Your objective: Lines that contain the string "ylabel" are to be copied; leave out all others.

Task data:

%%

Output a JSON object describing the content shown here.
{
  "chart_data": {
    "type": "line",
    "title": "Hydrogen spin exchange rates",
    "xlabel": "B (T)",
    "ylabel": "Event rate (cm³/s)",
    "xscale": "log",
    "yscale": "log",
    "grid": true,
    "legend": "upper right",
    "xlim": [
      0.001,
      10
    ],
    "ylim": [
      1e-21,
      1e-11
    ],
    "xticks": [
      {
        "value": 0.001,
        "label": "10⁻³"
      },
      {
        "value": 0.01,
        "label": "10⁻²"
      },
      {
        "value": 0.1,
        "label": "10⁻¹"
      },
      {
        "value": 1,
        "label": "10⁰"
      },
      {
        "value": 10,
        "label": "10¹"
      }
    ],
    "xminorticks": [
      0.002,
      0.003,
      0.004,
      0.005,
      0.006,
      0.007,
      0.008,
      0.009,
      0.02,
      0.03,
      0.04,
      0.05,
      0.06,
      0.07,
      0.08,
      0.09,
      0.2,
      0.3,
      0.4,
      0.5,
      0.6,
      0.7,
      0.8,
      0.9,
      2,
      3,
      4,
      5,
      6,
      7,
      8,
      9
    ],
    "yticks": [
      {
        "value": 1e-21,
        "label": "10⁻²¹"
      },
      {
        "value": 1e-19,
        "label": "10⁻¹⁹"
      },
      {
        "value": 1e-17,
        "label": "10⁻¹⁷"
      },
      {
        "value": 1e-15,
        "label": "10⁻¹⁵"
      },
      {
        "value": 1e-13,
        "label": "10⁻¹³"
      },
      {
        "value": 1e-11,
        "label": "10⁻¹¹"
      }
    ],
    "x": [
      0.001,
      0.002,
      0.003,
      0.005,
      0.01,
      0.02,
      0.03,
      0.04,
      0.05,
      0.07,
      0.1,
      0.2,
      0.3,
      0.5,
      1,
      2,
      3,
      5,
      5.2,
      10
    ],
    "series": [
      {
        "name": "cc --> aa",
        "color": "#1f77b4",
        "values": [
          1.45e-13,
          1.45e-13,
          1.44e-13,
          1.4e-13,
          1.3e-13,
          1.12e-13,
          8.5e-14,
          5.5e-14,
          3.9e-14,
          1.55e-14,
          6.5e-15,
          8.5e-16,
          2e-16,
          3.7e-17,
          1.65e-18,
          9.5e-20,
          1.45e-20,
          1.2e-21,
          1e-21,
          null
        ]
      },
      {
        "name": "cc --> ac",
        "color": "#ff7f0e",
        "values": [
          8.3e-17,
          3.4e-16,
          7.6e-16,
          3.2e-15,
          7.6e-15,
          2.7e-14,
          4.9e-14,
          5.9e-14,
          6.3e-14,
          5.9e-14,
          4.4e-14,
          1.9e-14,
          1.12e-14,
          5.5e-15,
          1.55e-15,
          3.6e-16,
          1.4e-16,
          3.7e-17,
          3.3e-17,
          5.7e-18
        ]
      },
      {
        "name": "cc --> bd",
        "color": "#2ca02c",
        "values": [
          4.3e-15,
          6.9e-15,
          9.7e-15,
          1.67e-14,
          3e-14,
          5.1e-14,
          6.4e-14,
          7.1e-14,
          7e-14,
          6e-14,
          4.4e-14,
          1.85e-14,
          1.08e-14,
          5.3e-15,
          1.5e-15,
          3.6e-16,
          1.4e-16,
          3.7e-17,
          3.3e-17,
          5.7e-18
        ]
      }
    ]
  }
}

%%
%%

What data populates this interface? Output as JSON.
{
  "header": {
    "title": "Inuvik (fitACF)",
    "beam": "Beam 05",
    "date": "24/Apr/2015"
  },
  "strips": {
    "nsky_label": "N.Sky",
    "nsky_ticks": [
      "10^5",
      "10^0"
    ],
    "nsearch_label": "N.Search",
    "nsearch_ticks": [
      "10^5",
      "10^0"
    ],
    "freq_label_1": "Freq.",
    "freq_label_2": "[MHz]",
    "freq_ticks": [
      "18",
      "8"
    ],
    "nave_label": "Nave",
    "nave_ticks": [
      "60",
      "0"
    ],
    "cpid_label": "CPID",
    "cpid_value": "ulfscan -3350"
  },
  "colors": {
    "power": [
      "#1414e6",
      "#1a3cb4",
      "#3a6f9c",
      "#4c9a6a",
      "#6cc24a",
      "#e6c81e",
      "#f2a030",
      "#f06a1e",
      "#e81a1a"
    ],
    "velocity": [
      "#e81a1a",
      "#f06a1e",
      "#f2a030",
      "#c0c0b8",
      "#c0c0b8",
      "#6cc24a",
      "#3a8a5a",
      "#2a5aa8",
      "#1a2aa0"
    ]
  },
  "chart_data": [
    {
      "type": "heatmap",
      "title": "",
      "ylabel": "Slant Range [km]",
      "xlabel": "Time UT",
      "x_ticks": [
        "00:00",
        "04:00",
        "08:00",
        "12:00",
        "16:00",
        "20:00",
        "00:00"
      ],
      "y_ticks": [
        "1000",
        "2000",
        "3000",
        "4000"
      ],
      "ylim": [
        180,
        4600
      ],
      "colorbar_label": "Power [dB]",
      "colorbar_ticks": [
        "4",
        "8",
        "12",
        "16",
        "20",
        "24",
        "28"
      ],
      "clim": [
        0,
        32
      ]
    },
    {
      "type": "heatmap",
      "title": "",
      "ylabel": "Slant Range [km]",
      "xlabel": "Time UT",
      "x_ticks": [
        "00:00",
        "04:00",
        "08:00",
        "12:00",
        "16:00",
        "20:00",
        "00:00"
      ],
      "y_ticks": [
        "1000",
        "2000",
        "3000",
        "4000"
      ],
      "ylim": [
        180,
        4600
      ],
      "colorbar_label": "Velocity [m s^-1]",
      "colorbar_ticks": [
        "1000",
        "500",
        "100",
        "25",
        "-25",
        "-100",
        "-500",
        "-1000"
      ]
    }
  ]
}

%%
%%

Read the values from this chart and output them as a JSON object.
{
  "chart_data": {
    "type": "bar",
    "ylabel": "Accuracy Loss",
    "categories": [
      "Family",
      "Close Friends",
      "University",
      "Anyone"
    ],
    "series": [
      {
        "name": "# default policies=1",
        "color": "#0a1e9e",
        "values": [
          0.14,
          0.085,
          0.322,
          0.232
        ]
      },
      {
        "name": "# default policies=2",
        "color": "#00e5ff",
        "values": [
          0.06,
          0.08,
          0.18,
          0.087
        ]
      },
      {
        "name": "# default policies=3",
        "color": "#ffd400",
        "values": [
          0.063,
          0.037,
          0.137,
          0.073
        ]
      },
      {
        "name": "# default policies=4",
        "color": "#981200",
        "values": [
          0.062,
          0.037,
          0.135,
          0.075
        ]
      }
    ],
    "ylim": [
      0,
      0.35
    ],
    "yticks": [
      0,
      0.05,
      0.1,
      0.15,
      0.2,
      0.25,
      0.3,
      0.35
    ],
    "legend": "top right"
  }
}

%%

Solution:
    "ylabel": "Event rate (cm³/s)",
      "ylabel": "Slant Range [km]",
      "ylabel": "Slant Range [km]",
    "ylabel": "Accuracy Loss",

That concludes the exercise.